*** Entries provided ***

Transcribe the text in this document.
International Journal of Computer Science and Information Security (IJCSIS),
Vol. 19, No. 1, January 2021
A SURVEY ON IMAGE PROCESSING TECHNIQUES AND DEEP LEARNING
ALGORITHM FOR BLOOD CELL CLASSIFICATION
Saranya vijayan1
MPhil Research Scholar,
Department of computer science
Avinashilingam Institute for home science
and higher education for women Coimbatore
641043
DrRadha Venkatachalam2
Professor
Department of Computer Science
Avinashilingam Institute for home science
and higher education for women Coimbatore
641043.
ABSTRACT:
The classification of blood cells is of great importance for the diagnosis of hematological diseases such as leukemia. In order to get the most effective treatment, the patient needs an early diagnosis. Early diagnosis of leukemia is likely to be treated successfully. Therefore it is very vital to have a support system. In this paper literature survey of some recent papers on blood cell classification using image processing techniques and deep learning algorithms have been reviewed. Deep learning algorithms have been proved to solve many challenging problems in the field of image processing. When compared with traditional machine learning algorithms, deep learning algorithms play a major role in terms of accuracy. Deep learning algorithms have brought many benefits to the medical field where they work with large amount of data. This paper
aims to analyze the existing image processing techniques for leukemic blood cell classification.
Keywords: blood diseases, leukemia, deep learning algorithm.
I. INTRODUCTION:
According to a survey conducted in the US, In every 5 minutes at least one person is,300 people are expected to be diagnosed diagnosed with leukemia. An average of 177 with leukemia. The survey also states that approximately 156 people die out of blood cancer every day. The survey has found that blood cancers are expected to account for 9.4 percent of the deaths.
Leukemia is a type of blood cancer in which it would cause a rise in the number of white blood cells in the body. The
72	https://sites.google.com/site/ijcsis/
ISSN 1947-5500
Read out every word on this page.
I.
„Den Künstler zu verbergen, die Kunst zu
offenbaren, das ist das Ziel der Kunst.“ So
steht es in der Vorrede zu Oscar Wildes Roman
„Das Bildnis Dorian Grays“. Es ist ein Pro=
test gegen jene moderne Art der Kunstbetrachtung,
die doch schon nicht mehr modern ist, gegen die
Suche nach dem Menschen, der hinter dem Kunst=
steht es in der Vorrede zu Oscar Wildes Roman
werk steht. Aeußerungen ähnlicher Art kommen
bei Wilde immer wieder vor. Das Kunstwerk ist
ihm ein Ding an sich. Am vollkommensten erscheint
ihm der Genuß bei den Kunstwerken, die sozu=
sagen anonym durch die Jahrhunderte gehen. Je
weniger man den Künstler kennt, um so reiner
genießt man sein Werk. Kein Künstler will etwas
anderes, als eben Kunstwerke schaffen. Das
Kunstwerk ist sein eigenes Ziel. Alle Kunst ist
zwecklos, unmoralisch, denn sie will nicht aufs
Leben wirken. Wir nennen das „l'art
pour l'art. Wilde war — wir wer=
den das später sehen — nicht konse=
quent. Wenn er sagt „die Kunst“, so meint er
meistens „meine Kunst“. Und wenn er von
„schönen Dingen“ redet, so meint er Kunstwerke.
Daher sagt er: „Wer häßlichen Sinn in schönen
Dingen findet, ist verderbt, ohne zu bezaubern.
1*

*** End of Entries provided ***

Work instructions: In the material above, which lines contain "Department"? Copy each of them.

Solution for this exercise:
Department of computer science
Department of Computer Science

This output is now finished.